*PROBLEM STATEMENT*. All the entries need to be quoted exactly, apart from the pictures, which you should drop.

─── DATA SHOWN ───

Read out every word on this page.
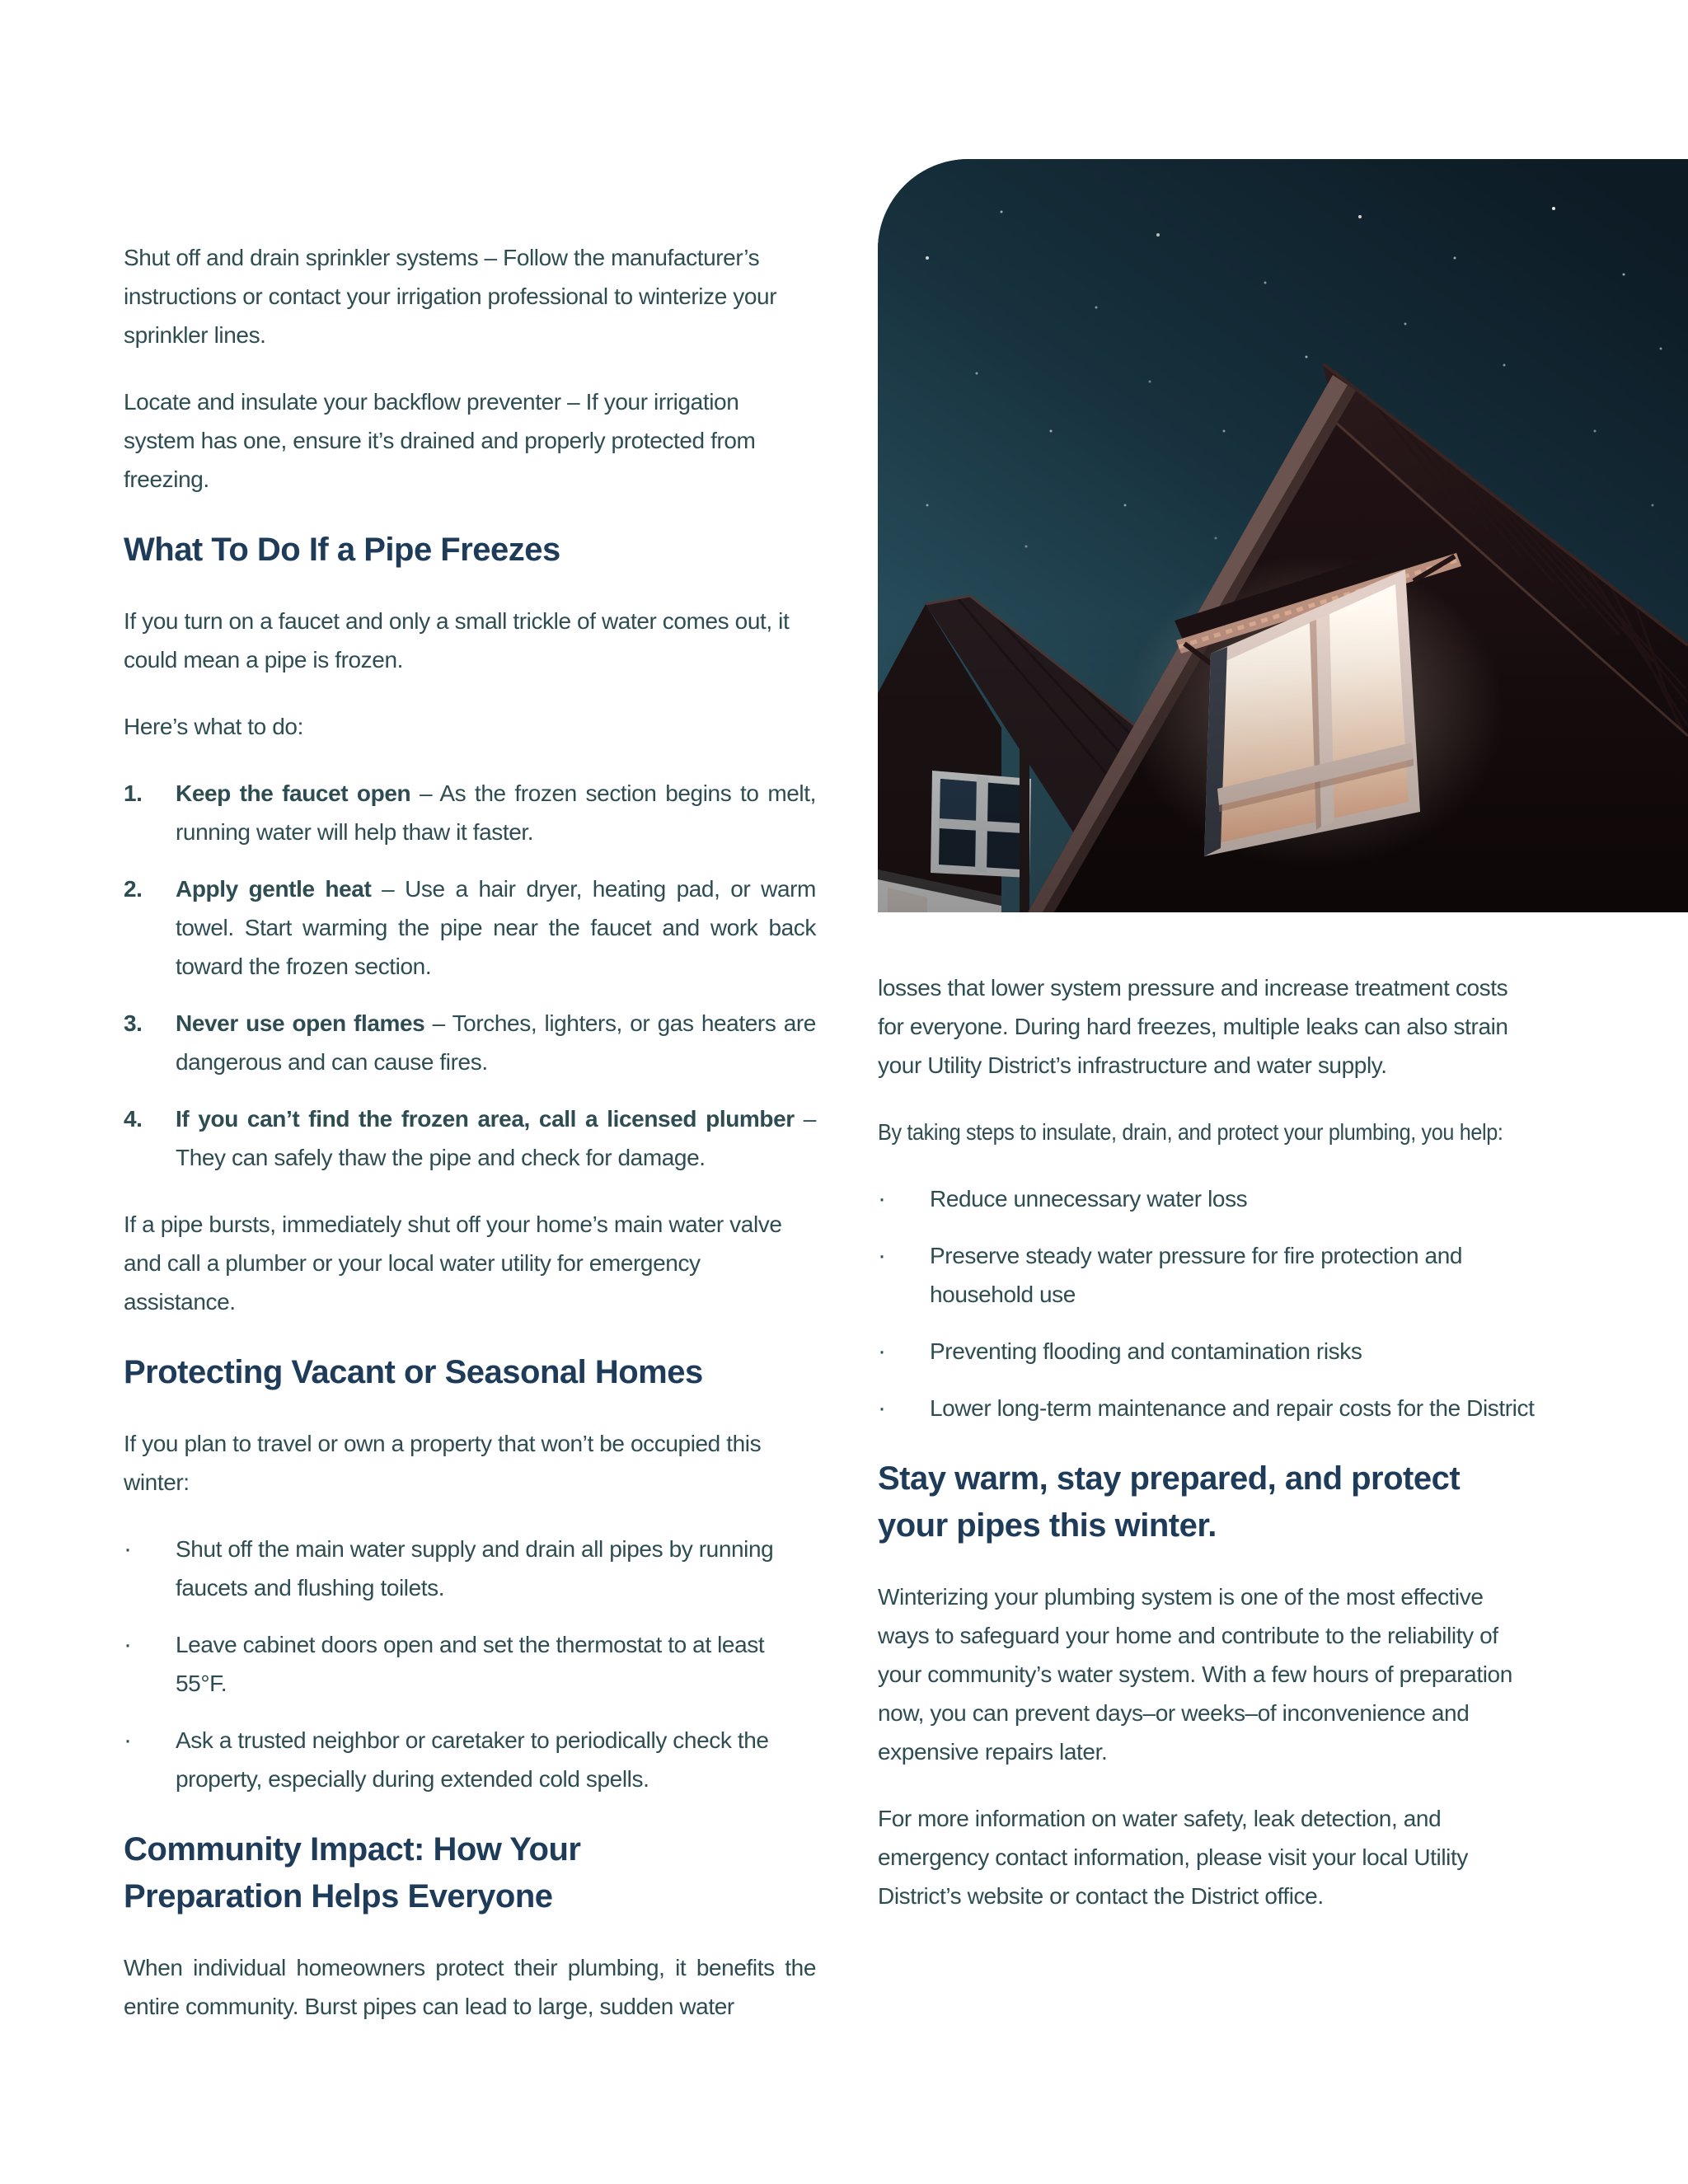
Shut off and drain sprinkler systems – Follow the manufacturer’s instructions or contact your irrigation professional to winterize your sprinkler lines.

Locate and insulate your backflow preventer – If your irrigation system has one, ensure it’s drained and properly protected from freezing.

What To Do If a Pipe Freezes

If you turn on a faucet and only a small trickle of water comes out, it could mean a pipe is frozen.

Here’s what to do:

1.	Keep the faucet open – As the frozen section begins to melt, running water will help thaw it faster.
2.	Apply gentle heat – Use a hair dryer, heating pad, or warm towel. Start warming the pipe near the faucet and work back toward the frozen section.
3.	Never use open flames – Torches, lighters, or gas heaters are dangerous and can cause fires.
4.	If you can’t find the frozen area, call a licensed plumber – They can safely thaw the pipe and check for damage.

If a pipe bursts, immediately shut off your home’s main water valve and call a plumber or your local water utility for emergency assistance.

Protecting Vacant or Seasonal Homes

If you plan to travel or own a property that won’t be occupied this winter:

·	Shut off the main water supply and drain all pipes by running faucets and flushing toilets.
·	Leave cabinet doors open and set the thermostat to at least 55°F.
·	Ask a trusted neighbor or caretaker to periodically check the property, especially during extended cold spells.
Community Impact: How Your Preparation Helps Everyone

When individual homeowners protect their plumbing, it benefits the entire community. Burst pipes can lead to large, sudden water

losses that lower system pressure and increase treatment costs for everyone. During hard freezes, multiple leaks can also strain your Utility District’s infrastructure and water supply.

By taking steps to insulate, drain, and protect your plumbing, you help:

·	Reduce unnecessary water loss
·	Preserve steady water pressure for fire protection and household use
·	Preventing flooding and contamination risks
·	Lower long-term maintenance and repair costs for the District
Stay warm, stay prepared, and protect your pipes this winter.

Winterizing your plumbing system is one of the most effective ways to safeguard your home and contribute to the reliability of your community’s water system. With a few hours of preparation now, you can prevent days–or weeks–of inconvenience and expensive repairs later.

For more information on water safety, leak detection, and emergency contact information, please visit your local Utility District’s website or contact the District office.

───

*COMPLETED TASK*.
Read out every word on this page.
Shut off and drain sprinkler systems – Follow the manufacturer’s instructions or contact your irrigation professional to winterize your sprinkler lines.

Locate and insulate your backflow preventer – If your irrigation system has one, ensure it’s drained and properly protected from freezing.

What To Do If a Pipe Freezes

If you turn on a faucet and only a small trickle of water comes out, it could mean a pipe is frozen.

Here’s what to do:

1.	Keep the faucet open – As the frozen section begins to melt, running water will help thaw it faster.
2.	Apply gentle heat – Use a hair dryer, heating pad, or warm towel. Start warming the pipe near the faucet and work back toward the frozen section.
3.	Never use open flames – Torches, lighters, or gas heaters are dangerous and can cause fires.
4.	If you can’t find the frozen area, call a licensed plumber – They can safely thaw the pipe and check for damage.

If a pipe bursts, immediately shut off your home’s main water valve and call a plumber or your local water utility for emergency assistance.

Protecting Vacant or Seasonal Homes

If you plan to travel or own a property that won’t be occupied this winter:

·	Shut off the main water supply and drain all pipes by running faucets and flushing toilets.
·	Leave cabinet doors open and set the thermostat to at least 55°F.
·	Ask a trusted neighbor or caretaker to periodically check the property, especially during extended cold spells.
Community Impact: How Your Preparation Helps Everyone

When individual homeowners protect their plumbing, it benefits the entire community. Burst pipes can lead to large, sudden water

losses that lower system pressure and increase treatment costs for everyone. During hard freezes, multiple leaks can also strain your Utility District’s infrastructure and water supply.

By taking steps to insulate, drain, and protect your plumbing, you help:

·	Reduce unnecessary water loss
·	Preserve steady water pressure for fire protection and household use
·	Preventing flooding and contamination risks
·	Lower long-term maintenance and repair costs for the District
Stay warm, stay prepared, and protect your pipes this winter.

Winterizing your plumbing system is one of the most effective ways to safeguard your home and contribute to the reliability of your community’s water system. With a few hours of preparation now, you can prevent days–or weeks–of inconvenience and expensive repairs later.

For more information on water safety, leak detection, and emergency contact information, please visit your local Utility District’s website or contact the District office.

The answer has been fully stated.